— START —

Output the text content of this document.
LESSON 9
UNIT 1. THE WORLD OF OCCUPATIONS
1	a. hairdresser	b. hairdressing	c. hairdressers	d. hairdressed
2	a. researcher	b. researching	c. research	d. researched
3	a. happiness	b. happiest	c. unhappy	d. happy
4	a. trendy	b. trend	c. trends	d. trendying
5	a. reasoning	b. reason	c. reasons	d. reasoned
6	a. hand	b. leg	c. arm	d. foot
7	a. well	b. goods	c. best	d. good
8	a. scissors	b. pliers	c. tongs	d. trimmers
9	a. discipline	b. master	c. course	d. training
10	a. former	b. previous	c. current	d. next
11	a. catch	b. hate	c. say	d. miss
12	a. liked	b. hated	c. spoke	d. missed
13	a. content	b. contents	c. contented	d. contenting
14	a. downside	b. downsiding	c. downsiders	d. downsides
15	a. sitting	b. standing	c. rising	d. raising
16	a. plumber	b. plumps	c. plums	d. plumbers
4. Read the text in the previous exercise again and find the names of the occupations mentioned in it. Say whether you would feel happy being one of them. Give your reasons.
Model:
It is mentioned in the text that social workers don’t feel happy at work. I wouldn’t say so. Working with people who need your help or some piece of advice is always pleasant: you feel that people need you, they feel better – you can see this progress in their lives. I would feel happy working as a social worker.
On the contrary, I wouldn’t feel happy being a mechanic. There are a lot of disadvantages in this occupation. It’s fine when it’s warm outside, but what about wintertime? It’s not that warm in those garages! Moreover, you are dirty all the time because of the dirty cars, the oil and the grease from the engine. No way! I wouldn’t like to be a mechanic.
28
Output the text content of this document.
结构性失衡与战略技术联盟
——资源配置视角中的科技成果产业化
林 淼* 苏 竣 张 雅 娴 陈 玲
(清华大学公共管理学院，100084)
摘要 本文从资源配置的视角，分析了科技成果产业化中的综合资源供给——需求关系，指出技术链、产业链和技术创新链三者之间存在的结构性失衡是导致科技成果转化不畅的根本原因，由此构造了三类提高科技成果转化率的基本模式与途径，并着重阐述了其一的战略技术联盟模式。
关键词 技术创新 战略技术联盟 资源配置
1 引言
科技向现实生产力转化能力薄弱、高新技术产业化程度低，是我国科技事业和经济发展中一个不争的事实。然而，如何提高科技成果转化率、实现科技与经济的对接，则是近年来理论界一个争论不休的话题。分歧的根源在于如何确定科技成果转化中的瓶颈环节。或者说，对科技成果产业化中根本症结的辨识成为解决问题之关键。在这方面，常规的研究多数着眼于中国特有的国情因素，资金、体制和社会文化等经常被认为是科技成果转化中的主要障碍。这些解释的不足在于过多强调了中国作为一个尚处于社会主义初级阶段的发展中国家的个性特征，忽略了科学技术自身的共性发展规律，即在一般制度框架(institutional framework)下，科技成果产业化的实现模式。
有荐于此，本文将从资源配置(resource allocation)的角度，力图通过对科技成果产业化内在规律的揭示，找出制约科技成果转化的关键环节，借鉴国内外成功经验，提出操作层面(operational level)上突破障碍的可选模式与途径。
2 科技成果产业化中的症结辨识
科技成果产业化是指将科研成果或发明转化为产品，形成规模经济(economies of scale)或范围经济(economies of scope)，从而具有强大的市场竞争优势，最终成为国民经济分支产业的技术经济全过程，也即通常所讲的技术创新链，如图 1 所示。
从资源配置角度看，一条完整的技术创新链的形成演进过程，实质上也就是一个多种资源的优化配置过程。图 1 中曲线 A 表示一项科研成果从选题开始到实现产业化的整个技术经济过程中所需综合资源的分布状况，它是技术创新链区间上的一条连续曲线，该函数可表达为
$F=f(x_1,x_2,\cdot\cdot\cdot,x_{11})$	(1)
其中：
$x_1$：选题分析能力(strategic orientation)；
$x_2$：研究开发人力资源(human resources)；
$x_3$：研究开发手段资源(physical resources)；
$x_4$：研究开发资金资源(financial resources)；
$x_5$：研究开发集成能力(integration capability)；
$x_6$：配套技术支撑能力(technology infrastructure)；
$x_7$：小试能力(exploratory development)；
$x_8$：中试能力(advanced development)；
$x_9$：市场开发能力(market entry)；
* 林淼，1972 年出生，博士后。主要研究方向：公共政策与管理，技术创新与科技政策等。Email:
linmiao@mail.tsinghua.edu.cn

— END —

Copy every line of the listing that includes the string "your".

EXPECTED ANSWER:
4. Read the text in the previous exercise again and find the names of the occupations mentioned in it. Say whether you would feel happy being one of them. Give your reasons.
It is mentioned in the text that social workers don’t feel happy at work. I wouldn’t say so. Working with people who need your help or some piece of advice is always pleasant: you feel that people need you, they feel better – you can see this progress in their lives. I would feel happy working as a social worker.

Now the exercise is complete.